— BEGIN Records provided —

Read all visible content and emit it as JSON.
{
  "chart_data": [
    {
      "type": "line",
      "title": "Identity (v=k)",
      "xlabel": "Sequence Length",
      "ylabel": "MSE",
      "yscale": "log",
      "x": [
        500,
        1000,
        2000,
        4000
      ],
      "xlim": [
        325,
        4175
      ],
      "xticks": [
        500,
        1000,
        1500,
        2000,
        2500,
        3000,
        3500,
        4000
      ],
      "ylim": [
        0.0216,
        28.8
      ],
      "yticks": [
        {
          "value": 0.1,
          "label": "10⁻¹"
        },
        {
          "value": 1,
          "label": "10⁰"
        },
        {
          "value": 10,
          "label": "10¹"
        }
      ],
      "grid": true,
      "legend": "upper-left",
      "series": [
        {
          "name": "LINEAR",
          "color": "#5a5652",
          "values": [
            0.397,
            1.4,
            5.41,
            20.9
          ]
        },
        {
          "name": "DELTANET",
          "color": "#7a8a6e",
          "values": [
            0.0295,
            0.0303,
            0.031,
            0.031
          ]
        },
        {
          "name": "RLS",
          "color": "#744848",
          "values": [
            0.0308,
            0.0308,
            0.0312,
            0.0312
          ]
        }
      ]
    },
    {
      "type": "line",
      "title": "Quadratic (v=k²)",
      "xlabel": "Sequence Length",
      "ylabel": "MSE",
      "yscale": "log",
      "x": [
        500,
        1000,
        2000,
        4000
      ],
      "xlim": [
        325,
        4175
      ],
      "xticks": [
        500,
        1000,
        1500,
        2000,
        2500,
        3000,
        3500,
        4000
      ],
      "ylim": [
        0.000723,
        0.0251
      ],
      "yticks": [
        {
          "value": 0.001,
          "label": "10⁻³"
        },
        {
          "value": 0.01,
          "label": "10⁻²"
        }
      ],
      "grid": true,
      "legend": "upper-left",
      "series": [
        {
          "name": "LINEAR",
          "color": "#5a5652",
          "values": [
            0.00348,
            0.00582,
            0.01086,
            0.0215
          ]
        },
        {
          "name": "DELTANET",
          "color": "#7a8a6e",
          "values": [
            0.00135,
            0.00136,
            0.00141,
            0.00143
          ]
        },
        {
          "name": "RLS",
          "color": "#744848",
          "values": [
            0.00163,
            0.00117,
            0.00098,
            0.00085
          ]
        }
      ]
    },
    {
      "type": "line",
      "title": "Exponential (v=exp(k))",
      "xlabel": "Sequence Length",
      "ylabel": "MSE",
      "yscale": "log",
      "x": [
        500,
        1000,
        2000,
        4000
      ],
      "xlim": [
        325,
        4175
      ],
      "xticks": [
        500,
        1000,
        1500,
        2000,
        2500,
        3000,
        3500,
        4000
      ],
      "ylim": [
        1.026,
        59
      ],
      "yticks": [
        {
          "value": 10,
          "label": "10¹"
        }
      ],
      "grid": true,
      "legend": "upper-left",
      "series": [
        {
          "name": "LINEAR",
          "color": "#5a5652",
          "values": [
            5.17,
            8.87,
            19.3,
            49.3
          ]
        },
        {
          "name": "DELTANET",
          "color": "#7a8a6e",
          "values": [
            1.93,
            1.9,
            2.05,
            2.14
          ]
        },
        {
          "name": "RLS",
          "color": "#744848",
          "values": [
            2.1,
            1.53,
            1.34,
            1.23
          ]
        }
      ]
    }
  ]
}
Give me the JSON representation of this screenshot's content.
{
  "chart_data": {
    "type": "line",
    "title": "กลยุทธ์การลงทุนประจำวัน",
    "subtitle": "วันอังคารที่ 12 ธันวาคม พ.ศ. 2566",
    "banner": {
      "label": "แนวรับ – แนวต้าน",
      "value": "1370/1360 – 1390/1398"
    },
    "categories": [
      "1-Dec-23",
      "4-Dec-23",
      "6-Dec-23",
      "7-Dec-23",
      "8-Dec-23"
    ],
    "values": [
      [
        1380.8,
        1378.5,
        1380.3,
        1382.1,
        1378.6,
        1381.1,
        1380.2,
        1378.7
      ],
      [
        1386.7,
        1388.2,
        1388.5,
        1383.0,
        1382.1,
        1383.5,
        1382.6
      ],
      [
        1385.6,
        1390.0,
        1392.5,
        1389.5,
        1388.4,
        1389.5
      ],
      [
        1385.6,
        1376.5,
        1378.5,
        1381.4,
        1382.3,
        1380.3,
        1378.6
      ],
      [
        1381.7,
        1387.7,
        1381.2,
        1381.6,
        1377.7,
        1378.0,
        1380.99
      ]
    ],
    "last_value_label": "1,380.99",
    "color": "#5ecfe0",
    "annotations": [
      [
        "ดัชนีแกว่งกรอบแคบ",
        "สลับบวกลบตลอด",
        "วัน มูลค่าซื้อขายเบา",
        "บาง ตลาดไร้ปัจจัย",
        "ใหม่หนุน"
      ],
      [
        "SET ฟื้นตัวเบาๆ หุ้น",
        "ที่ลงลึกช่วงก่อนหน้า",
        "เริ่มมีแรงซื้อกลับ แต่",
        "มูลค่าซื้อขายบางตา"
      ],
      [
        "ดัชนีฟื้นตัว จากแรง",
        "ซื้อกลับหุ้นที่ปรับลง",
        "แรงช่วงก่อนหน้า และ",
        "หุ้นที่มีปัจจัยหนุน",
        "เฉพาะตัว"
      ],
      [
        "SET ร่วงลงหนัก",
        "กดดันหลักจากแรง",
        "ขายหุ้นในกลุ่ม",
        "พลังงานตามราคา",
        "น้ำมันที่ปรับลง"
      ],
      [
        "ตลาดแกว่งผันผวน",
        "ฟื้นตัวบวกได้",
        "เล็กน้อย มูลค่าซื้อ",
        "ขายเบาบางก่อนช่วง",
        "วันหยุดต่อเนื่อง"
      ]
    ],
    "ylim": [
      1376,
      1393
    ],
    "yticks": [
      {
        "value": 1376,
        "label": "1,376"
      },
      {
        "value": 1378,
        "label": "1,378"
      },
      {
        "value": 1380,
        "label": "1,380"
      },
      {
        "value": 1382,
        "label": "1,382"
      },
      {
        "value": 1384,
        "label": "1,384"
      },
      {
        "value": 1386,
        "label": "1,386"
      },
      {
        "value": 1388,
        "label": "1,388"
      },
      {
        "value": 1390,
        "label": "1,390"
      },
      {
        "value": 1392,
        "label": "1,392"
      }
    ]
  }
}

— END Records provided —

- **What is expected**: Report only how many lines of the listing hold the word "JSON".

- **Answer to the exercise**: 2